▶ **Work to be completed**:
Skip the pictures and repeat each line of the data exactly.

*** Source information Section Begins ***

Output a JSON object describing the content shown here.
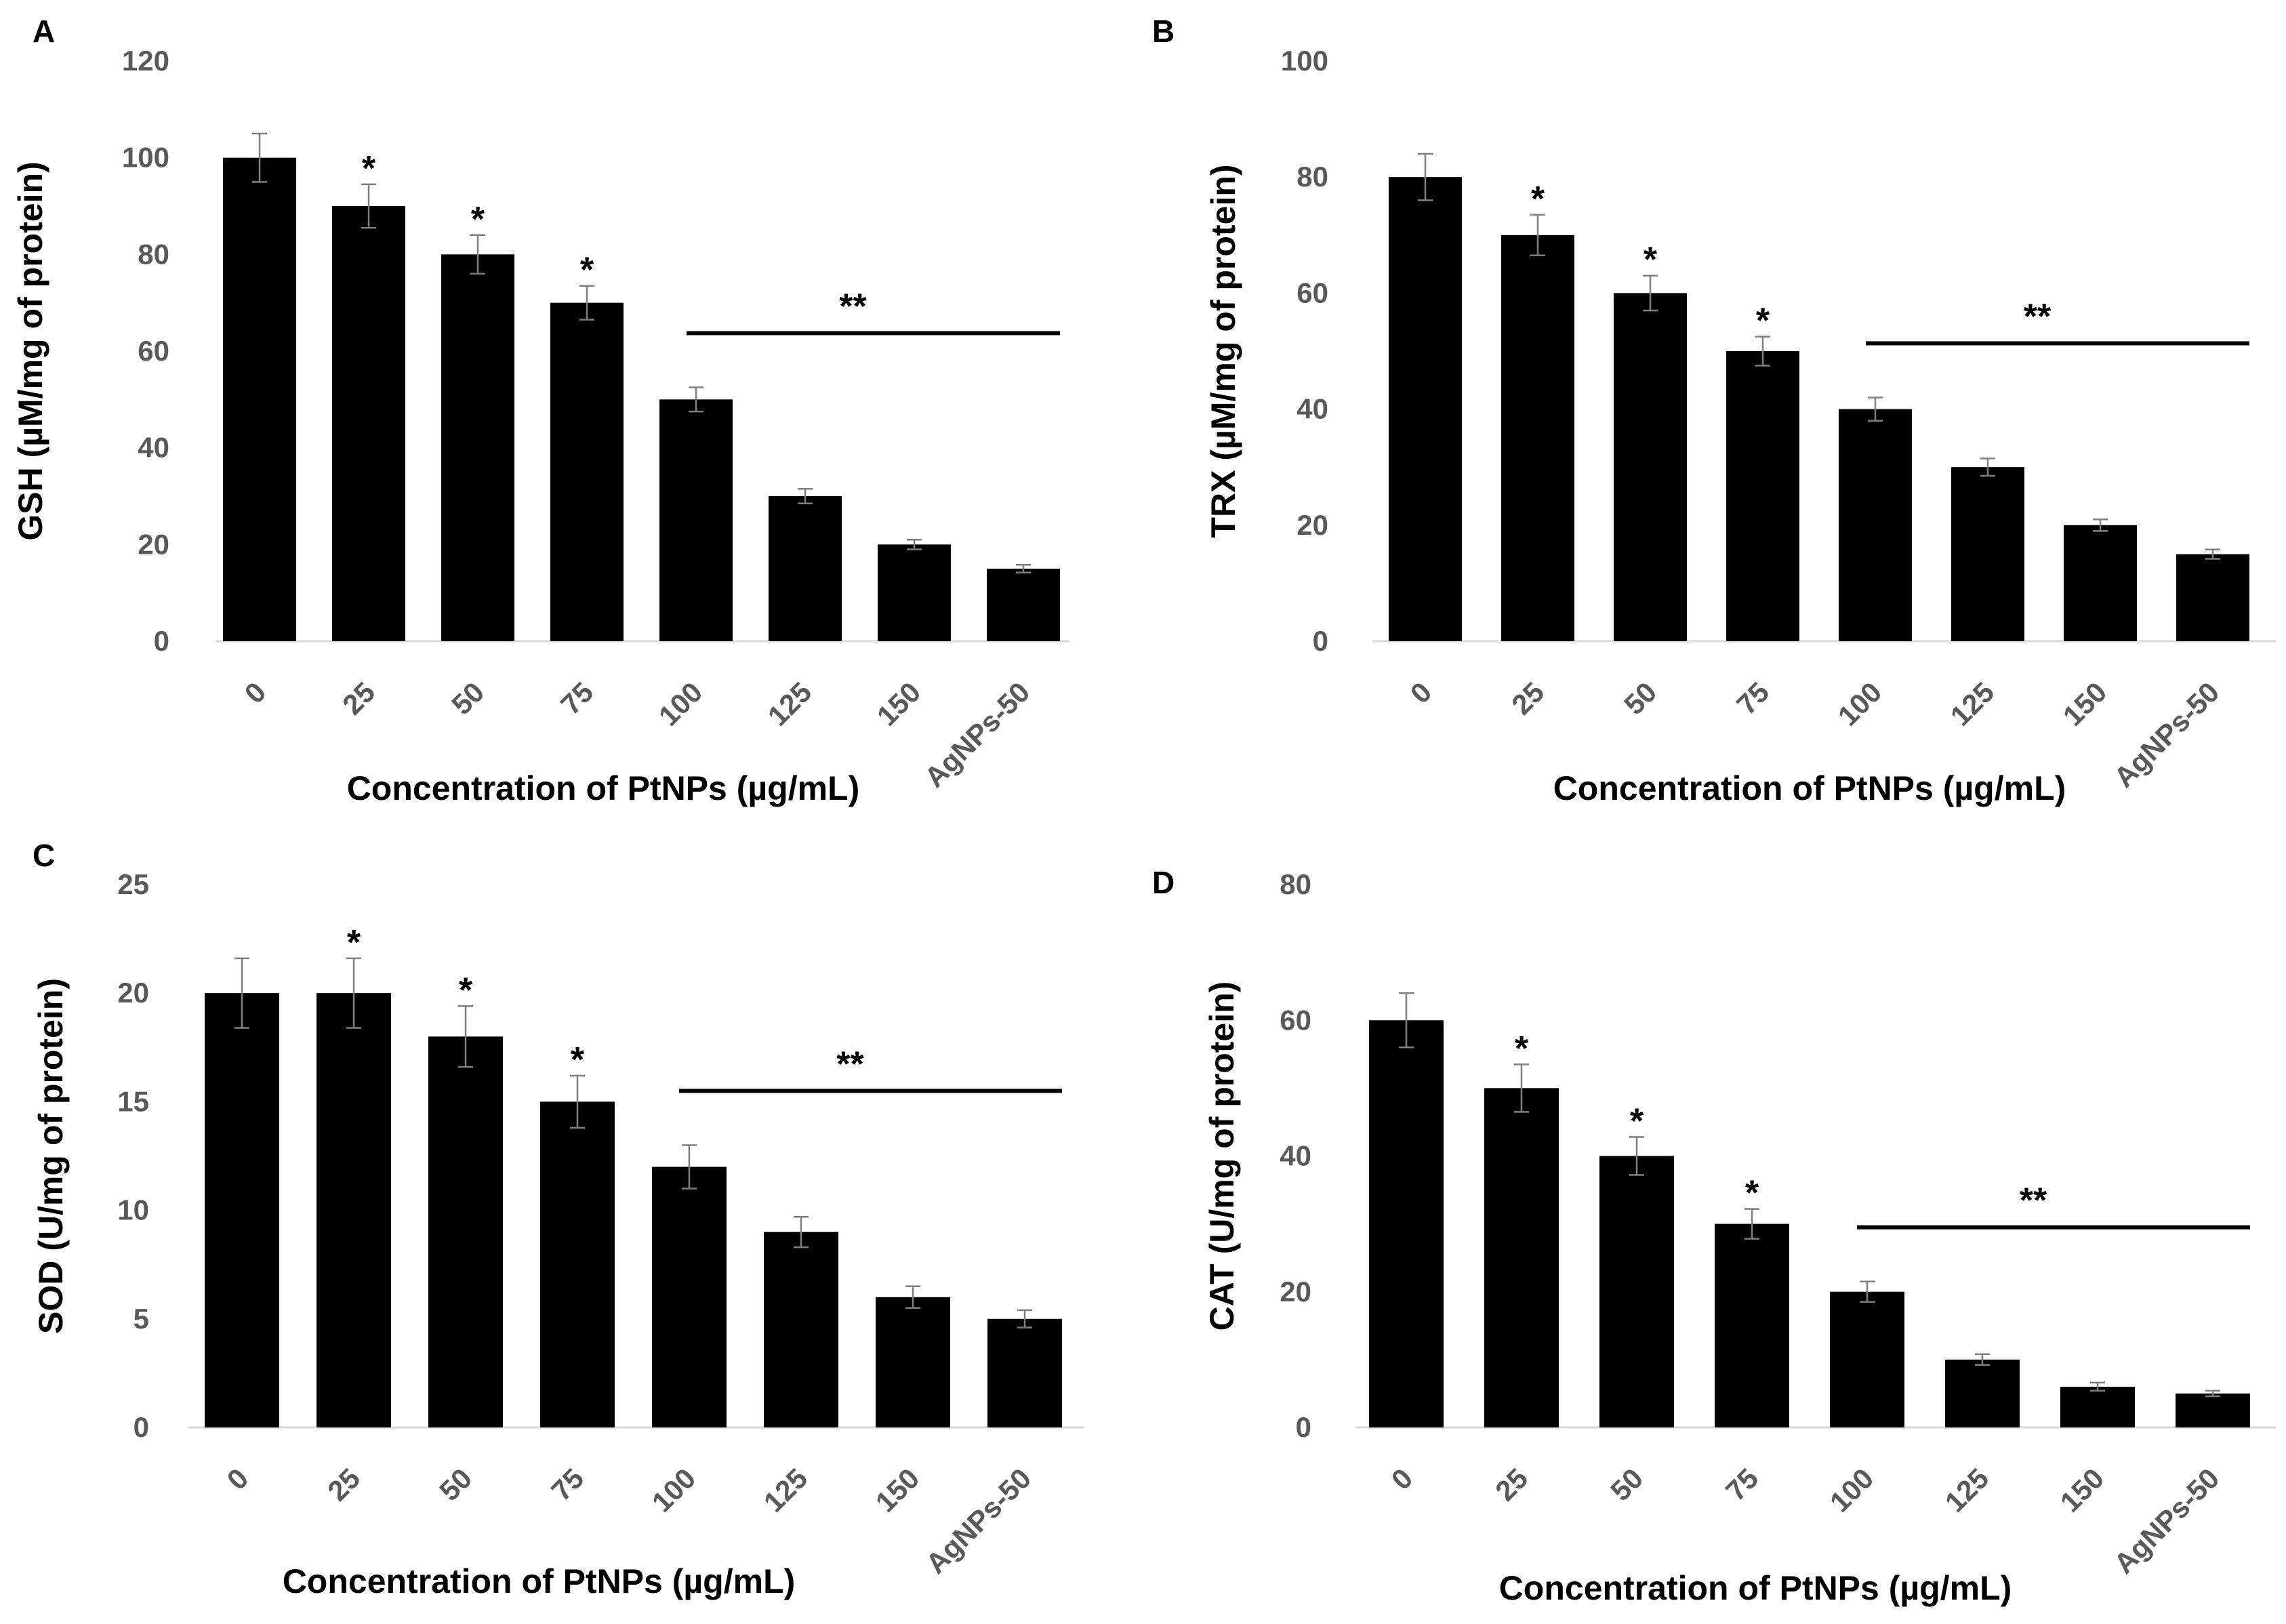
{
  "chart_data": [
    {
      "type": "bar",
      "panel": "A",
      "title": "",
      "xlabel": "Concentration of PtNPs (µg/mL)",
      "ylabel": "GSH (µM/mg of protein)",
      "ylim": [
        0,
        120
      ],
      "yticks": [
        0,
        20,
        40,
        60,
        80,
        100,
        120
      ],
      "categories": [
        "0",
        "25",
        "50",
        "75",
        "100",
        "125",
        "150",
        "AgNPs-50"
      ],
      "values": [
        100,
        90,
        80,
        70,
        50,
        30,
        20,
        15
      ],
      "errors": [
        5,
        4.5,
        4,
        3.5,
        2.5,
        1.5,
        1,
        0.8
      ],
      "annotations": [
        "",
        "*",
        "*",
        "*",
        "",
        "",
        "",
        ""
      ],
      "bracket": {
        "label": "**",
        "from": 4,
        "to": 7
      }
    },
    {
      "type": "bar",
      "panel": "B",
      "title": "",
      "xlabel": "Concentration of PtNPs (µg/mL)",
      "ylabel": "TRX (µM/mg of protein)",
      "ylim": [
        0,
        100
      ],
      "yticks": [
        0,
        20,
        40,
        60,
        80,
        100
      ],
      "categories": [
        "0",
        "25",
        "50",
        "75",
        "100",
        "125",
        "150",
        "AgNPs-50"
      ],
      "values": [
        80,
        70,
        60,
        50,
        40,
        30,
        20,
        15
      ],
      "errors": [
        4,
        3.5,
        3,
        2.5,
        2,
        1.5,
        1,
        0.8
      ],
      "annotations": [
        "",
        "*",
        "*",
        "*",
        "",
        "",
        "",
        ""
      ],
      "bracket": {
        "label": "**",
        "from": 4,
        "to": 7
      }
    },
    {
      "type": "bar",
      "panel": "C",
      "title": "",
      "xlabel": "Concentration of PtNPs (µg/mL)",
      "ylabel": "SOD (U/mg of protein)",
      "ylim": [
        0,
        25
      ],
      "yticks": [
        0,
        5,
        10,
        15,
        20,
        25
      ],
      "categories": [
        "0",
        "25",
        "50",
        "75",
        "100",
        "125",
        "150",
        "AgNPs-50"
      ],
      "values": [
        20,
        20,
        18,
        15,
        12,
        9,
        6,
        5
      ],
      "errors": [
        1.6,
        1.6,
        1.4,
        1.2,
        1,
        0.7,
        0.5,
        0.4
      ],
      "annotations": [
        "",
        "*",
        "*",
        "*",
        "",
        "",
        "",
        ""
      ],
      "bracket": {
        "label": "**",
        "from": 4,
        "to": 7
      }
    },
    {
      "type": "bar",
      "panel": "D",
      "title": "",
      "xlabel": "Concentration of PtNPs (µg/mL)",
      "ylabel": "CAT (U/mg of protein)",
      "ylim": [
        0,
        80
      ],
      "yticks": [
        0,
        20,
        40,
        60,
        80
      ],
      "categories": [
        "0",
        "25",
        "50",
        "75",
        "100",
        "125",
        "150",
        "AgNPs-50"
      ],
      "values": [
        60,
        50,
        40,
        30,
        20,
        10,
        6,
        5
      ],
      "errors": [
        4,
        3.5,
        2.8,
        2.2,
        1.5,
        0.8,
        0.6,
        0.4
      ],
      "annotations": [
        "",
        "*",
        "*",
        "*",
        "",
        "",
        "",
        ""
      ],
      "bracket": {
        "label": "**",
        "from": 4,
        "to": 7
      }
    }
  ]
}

*** Source information Section Ends ***

▶ **The answer**:
Output a JSON object describing the content shown here.
{
  "chart_data": [
    {
      "type": "bar",
      "panel": "A",
      "title": "",
      "xlabel": "Concentration of PtNPs (µg/mL)",
      "ylabel": "GSH (µM/mg of protein)",
      "ylim": [
        0,
        120
      ],
      "yticks": [
        0,
        20,
        40,
        60,
        80,
        100,
        120
      ],
      "categories": [
        "0",
        "25",
        "50",
        "75",
        "100",
        "125",
        "150",
        "AgNPs-50"
      ],
      "values": [
        100,
        90,
        80,
        70,
        50,
        30,
        20,
        15
      ],
      "errors": [
        5,
        4.5,
        4,
        3.5,
        2.5,
        1.5,
        1,
        0.8
      ],
      "annotations": [
        "",
        "*",
        "*",
        "*",
        "",
        "",
        "",
        ""
      ],
      "bracket": {
        "label": "**",
        "from": 4,
        "to": 7
      }
    },
    {
      "type": "bar",
      "panel": "B",
      "title": "",
      "xlabel": "Concentration of PtNPs (µg/mL)",
      "ylabel": "TRX (µM/mg of protein)",
      "ylim": [
        0,
        100
      ],
      "yticks": [
        0,
        20,
        40,
        60,
        80,
        100
      ],
      "categories": [
        "0",
        "25",
        "50",
        "75",
        "100",
        "125",
        "150",
        "AgNPs-50"
      ],
      "values": [
        80,
        70,
        60,
        50,
        40,
        30,
        20,
        15
      ],
      "errors": [
        4,
        3.5,
        3,
        2.5,
        2,
        1.5,
        1,
        0.8
      ],
      "annotations": [
        "",
        "*",
        "*",
        "*",
        "",
        "",
        "",
        ""
      ],
      "bracket": {
        "label": "**",
        "from": 4,
        "to": 7
      }
    },
    {
      "type": "bar",
      "panel": "C",
      "title": "",
      "xlabel": "Concentration of PtNPs (µg/mL)",
      "ylabel": "SOD (U/mg of protein)",
      "ylim": [
        0,
        25
      ],
      "yticks": [
        0,
        5,
        10,
        15,
        20,
        25
      ],
      "categories": [
        "0",
        "25",
        "50",
        "75",
        "100",
        "125",
        "150",
        "AgNPs-50"
      ],
      "values": [
        20,
        20,
        18,
        15,
        12,
        9,
        6,
        5
      ],
      "errors": [
        1.6,
        1.6,
        1.4,
        1.2,
        1,
        0.7,
        0.5,
        0.4
      ],
      "annotations": [
        "",
        "*",
        "*",
        "*",
        "",
        "",
        "",
        ""
      ],
      "bracket": {
        "label": "**",
        "from": 4,
        "to": 7
      }
    },
    {
      "type": "bar",
      "panel": "D",
      "title": "",
      "xlabel": "Concentration of PtNPs (µg/mL)",
      "ylabel": "CAT (U/mg of protein)",
      "ylim": [
        0,
        80
      ],
      "yticks": [
        0,
        20,
        40,
        60,
        80
      ],
      "categories": [
        "0",
        "25",
        "50",
        "75",
        "100",
        "125",
        "150",
        "AgNPs-50"
      ],
      "values": [
        60,
        50,
        40,
        30,
        20,
        10,
        6,
        5
      ],
      "errors": [
        4,
        3.5,
        2.8,
        2.2,
        1.5,
        0.8,
        0.6,
        0.4
      ],
      "annotations": [
        "",
        "*",
        "*",
        "*",
        "",
        "",
        "",
        ""
      ],
      "bracket": {
        "label": "**",
        "from": 4,
        "to": 7
      }
    }
  ]
}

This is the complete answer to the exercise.